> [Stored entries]
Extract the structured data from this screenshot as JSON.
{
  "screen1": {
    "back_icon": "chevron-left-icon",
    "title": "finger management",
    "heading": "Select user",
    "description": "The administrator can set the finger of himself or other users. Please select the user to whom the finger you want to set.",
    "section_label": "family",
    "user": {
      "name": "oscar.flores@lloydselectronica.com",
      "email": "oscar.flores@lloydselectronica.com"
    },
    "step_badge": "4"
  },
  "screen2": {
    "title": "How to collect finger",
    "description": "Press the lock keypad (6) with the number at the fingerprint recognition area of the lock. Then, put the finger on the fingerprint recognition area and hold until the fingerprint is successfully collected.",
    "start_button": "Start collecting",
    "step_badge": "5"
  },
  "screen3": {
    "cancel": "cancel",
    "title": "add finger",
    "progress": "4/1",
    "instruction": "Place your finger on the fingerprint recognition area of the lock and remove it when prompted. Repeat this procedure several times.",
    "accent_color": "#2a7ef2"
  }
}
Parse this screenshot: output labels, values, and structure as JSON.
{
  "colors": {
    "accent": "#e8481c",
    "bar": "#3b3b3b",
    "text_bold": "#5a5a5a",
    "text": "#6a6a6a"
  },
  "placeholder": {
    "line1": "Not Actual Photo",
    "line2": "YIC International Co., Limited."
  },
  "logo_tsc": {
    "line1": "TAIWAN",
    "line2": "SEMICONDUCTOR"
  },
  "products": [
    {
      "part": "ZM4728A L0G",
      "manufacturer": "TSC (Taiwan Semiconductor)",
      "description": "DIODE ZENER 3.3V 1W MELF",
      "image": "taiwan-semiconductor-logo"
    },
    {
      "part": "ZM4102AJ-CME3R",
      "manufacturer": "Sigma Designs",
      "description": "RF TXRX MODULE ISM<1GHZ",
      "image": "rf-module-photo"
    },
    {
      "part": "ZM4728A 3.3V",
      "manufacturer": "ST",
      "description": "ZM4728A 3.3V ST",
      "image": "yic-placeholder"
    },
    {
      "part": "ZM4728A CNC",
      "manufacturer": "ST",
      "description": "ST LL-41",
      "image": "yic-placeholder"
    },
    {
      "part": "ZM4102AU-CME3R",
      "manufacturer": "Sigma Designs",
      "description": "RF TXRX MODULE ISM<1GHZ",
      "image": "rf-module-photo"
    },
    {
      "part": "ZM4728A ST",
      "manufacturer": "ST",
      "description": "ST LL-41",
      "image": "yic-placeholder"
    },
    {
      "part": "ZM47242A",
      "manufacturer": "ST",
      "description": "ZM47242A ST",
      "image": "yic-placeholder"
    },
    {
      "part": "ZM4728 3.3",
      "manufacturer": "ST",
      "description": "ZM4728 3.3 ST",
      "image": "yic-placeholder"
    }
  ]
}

> [CHALLENGE] Go through the records and gather the lines that hold "flores".

> [ANSWER]
      "name": "oscar.flores@lloydselectronica.com",
      "email": "oscar.flores@lloydselectronica.com"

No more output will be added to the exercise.